- [EXERCISE MATERIALS]:
+++++
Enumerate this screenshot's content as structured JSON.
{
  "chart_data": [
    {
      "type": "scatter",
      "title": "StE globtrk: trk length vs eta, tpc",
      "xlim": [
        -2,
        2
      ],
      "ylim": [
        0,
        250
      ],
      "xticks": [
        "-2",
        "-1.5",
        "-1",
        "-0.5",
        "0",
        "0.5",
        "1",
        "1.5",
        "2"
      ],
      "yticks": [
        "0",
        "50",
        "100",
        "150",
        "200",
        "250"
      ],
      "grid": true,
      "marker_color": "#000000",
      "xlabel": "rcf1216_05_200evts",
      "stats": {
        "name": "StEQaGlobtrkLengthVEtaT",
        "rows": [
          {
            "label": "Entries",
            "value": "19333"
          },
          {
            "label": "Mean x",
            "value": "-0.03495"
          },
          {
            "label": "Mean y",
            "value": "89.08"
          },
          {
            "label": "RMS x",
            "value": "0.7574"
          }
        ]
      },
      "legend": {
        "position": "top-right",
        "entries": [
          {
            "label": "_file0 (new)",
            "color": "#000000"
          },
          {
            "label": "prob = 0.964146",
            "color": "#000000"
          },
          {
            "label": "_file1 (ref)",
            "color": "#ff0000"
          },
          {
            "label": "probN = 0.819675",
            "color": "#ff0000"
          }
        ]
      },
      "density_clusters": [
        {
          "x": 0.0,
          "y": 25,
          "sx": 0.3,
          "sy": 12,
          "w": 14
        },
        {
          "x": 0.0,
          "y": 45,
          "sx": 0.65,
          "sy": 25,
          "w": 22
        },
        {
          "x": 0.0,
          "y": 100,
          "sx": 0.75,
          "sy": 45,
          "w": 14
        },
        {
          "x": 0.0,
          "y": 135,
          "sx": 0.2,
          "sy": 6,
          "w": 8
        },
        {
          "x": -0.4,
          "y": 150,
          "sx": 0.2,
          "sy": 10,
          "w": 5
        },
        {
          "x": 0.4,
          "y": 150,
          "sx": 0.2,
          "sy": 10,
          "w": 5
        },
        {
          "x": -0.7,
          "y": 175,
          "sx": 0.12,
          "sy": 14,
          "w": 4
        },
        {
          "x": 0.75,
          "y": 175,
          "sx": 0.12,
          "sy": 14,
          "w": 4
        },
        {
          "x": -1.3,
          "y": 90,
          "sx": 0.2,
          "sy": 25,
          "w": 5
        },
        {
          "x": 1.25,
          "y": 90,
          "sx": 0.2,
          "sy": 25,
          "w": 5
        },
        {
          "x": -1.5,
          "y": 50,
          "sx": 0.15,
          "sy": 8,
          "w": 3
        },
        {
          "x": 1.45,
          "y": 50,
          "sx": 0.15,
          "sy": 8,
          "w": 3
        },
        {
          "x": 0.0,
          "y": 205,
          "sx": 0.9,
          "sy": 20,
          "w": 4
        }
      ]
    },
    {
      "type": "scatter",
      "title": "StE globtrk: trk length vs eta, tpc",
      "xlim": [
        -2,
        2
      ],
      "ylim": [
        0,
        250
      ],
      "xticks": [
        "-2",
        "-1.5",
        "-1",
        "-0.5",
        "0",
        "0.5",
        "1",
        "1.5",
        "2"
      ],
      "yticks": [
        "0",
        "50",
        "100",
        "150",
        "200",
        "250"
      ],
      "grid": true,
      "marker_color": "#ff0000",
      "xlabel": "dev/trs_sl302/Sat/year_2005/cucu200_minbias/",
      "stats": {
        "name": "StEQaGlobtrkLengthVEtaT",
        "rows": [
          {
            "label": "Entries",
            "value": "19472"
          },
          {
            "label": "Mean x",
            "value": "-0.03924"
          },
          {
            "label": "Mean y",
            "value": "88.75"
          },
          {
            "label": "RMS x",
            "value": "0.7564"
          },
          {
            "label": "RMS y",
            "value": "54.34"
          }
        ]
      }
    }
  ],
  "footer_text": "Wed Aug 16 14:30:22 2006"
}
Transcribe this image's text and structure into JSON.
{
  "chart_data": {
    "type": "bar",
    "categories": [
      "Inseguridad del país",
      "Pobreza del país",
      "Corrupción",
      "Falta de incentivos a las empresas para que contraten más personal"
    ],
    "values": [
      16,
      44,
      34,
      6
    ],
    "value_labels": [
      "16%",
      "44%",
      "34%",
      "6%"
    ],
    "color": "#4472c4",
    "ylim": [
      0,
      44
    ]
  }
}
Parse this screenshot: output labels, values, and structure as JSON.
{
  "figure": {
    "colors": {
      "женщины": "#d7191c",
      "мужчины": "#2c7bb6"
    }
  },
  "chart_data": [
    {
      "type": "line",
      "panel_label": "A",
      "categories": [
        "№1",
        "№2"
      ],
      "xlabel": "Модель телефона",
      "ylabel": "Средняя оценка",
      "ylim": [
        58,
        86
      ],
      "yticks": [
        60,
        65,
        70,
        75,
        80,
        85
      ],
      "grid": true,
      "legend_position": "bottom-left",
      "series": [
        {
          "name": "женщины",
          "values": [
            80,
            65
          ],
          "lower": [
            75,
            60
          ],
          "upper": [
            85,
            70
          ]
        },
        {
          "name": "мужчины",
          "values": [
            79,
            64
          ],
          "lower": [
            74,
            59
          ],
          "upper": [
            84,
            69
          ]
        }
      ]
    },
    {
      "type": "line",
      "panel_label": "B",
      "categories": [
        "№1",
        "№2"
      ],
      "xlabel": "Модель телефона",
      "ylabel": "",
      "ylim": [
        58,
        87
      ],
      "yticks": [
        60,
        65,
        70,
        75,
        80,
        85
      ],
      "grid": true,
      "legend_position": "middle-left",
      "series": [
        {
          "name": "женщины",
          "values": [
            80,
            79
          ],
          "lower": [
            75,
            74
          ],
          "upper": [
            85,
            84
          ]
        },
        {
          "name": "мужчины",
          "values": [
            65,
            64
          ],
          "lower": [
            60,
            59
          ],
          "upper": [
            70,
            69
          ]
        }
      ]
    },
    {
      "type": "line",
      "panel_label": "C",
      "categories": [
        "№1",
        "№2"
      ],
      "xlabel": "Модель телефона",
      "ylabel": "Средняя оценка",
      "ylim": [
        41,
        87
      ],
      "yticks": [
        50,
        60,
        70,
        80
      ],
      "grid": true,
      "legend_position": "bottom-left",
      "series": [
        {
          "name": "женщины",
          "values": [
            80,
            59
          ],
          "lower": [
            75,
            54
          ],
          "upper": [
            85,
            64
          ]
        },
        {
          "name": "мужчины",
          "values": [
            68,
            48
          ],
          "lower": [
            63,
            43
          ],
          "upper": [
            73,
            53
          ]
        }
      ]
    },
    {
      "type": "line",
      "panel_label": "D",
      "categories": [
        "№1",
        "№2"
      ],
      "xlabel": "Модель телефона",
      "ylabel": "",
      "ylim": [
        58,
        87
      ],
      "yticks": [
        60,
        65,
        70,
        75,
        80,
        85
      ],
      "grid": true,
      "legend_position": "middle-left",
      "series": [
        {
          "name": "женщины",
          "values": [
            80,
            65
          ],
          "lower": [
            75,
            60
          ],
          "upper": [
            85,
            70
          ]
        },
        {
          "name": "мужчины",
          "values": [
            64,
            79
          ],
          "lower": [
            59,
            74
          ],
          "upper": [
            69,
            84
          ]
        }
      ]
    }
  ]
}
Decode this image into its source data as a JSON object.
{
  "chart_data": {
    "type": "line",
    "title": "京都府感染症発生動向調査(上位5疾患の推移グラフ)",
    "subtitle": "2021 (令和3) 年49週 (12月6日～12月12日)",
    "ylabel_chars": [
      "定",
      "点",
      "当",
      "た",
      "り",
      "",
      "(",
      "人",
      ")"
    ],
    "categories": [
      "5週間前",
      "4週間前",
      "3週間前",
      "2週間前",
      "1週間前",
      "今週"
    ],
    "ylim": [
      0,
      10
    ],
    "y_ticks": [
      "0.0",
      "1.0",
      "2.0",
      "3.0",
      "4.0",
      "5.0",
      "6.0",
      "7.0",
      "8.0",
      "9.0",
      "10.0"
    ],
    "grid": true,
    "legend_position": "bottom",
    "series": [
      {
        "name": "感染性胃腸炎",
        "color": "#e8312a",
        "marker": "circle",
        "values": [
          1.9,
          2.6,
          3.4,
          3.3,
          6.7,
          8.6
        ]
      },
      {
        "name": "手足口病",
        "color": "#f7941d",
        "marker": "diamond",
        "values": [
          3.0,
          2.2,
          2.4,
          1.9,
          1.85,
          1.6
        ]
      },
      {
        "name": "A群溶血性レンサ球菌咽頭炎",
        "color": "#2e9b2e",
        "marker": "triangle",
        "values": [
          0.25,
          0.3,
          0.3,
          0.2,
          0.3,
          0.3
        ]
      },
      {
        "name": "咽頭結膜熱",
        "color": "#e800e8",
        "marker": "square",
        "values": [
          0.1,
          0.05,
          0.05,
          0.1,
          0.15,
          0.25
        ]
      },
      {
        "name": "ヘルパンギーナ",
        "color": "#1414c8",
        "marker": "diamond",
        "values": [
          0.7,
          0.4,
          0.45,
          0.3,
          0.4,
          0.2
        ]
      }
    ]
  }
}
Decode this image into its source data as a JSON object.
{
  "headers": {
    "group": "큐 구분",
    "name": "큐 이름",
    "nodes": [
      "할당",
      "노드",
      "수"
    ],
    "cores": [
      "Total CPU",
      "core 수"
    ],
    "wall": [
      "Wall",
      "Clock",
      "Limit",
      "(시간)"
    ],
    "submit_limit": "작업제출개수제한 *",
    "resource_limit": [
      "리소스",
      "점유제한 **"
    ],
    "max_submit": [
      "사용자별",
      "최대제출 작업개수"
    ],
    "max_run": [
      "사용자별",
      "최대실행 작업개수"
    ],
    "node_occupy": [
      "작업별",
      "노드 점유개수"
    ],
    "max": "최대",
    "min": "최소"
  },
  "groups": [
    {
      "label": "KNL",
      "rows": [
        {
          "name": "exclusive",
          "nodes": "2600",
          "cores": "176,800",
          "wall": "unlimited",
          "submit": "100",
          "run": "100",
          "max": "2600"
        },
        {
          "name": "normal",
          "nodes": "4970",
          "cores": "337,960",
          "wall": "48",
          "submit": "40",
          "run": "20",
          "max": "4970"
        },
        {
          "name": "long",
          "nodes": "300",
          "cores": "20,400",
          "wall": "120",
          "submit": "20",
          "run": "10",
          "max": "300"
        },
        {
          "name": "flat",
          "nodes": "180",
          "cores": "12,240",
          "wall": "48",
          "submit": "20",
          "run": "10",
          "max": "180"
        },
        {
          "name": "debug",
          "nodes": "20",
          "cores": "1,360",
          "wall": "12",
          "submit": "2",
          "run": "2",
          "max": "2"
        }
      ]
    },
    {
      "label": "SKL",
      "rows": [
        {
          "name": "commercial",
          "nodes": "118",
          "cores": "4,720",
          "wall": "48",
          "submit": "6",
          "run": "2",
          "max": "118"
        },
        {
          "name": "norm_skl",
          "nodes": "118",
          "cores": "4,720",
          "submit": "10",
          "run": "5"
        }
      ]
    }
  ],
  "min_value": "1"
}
+++++
- [PROBLEM]:
Find the word "cores" and list each line it appears in.

- [CORRECT ANSWER]:
    "cores": [
          "cores": "176,800",
          "cores": "337,960",
          "cores": "20,400",
          "cores": "12,240",
          "cores": "1,360",
          "cores": "4,720",
          "cores": "4,720",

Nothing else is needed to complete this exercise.